What you should do ::
Pull each line holding the word "RUBFIX" from the data.

** START **

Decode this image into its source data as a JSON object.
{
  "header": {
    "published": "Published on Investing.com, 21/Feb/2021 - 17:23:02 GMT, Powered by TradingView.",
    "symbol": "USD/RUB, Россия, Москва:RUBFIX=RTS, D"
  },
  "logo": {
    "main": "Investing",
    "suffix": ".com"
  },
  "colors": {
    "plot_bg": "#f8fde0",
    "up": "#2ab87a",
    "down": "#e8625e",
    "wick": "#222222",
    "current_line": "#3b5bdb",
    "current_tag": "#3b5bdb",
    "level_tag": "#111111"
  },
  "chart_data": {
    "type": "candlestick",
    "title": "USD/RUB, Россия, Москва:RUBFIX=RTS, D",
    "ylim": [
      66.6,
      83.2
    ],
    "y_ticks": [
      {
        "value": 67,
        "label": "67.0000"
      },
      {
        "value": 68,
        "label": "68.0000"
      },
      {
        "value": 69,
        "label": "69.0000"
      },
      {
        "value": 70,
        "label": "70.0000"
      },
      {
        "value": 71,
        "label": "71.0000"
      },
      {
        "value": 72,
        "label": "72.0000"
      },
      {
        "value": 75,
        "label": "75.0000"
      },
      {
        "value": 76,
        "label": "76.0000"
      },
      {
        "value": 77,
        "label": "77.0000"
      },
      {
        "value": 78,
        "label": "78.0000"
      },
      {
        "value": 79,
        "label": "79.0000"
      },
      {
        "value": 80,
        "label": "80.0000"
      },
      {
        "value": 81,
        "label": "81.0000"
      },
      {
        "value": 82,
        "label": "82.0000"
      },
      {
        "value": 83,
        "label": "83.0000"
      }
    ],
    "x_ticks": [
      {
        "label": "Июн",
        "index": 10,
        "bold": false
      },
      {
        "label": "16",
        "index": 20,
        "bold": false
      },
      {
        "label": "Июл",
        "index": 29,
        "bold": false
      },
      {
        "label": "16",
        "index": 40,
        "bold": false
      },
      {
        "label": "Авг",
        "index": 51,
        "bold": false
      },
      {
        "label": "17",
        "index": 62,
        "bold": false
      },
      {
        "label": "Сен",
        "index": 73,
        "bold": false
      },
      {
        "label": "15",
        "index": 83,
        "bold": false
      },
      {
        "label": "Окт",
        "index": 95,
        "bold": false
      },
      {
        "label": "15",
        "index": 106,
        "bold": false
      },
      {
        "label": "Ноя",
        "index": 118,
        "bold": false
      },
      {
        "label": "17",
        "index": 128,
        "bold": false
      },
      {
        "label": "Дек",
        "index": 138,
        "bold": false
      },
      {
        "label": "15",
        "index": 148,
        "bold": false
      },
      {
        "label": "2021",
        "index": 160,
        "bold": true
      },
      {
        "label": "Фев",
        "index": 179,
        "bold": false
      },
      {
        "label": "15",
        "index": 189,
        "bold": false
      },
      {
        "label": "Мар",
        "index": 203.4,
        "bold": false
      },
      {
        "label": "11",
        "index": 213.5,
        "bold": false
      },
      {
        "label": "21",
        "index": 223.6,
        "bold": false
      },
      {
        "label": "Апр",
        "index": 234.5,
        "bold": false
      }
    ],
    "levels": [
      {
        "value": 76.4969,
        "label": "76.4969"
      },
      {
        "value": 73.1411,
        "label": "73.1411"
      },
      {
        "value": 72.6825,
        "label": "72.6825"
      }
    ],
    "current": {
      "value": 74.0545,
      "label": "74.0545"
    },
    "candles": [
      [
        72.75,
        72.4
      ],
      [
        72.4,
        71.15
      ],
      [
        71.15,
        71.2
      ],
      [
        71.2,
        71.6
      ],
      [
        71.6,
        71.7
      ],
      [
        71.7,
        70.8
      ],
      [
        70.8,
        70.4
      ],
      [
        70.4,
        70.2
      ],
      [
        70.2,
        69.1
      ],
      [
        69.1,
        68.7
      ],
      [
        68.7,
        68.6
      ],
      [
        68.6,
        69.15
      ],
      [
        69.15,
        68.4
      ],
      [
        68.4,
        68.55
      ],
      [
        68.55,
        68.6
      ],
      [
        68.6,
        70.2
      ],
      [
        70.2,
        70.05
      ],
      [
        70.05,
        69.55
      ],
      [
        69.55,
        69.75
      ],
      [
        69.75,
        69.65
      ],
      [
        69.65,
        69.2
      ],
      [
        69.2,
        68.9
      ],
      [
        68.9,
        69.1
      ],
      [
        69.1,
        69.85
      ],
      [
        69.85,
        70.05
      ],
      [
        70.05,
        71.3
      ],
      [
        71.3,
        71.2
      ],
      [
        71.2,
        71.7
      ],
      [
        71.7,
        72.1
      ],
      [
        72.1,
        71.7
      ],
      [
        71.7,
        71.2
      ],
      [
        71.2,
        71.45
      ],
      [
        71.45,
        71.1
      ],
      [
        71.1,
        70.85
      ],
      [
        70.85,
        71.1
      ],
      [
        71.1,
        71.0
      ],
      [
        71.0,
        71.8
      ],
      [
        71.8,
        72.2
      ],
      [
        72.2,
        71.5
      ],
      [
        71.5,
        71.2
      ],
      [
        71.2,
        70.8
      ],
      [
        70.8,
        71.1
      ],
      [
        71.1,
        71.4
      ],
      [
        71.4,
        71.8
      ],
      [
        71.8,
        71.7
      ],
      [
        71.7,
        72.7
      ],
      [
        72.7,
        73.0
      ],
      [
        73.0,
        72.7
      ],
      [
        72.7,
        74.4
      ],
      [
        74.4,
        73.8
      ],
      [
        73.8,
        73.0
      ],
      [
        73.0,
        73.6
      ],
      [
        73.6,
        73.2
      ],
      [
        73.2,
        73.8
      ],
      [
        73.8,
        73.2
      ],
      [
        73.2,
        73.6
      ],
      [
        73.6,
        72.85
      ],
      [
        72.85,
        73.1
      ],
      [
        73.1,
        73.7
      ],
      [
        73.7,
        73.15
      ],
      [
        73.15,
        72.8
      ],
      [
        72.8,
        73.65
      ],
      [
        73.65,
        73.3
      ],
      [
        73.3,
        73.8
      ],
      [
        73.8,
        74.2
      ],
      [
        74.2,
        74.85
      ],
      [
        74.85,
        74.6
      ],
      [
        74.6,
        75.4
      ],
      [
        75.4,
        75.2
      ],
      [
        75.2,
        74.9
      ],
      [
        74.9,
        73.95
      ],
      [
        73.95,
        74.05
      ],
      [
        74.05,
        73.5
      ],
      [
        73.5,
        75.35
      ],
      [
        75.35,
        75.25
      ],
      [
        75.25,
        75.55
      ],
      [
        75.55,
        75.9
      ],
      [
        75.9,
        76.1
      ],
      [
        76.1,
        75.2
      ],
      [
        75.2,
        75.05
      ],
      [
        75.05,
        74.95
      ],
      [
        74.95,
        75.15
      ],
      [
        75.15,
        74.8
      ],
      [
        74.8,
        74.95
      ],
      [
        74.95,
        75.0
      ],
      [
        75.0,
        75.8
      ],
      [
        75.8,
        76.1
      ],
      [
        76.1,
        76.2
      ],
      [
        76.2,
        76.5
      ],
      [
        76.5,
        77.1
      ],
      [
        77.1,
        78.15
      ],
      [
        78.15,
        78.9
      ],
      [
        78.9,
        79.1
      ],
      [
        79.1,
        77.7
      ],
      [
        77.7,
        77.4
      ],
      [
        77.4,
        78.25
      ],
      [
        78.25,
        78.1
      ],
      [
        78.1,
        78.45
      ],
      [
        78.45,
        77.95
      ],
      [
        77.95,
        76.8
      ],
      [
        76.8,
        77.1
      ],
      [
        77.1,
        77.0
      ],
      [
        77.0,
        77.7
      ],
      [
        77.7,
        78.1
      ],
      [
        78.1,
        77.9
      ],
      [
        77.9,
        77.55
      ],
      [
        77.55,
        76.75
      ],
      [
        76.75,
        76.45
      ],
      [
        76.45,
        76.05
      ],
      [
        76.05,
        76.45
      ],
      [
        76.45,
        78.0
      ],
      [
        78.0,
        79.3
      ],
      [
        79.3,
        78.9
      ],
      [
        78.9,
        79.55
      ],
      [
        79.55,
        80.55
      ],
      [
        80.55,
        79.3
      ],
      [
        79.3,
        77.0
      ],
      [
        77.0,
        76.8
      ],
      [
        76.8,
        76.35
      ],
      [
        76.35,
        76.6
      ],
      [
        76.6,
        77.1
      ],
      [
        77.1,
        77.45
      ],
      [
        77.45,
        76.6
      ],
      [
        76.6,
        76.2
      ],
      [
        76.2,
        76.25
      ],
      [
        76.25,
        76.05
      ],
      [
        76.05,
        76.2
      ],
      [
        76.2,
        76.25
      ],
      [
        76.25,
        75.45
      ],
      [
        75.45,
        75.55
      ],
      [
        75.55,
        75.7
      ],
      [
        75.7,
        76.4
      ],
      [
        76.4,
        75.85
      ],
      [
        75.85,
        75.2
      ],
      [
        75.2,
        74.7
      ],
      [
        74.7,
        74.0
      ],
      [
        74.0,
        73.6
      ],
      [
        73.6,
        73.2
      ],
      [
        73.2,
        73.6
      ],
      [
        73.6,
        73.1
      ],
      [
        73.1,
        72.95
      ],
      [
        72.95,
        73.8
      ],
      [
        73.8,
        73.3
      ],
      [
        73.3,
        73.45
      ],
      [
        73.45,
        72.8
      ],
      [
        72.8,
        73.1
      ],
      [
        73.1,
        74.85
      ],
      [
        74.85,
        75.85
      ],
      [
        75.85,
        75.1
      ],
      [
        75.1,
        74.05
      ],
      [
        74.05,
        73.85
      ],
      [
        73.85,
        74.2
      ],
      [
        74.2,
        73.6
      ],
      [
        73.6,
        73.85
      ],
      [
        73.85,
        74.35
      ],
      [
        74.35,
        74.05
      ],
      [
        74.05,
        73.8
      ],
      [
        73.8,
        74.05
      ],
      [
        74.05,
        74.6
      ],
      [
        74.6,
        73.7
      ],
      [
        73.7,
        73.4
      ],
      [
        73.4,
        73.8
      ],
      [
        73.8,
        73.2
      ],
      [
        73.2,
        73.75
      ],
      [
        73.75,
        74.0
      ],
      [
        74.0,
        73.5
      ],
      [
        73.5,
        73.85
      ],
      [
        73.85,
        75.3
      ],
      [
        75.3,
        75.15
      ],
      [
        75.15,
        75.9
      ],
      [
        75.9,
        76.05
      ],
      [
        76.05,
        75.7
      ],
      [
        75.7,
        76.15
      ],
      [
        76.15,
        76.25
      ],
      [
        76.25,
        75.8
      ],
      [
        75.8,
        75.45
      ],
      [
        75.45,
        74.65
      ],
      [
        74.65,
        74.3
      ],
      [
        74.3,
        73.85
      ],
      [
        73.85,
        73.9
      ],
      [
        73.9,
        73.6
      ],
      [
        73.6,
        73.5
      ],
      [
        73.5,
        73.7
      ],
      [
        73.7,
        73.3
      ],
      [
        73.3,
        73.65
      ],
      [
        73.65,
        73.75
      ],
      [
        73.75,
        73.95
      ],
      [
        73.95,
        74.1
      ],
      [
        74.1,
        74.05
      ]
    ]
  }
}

** END **

Exercise output ::
    "symbol": "USD/RUB, Россия, Москва:RUBFIX=RTS, D"
    "title": "USD/RUB, Россия, Москва:RUBFIX=RTS, D",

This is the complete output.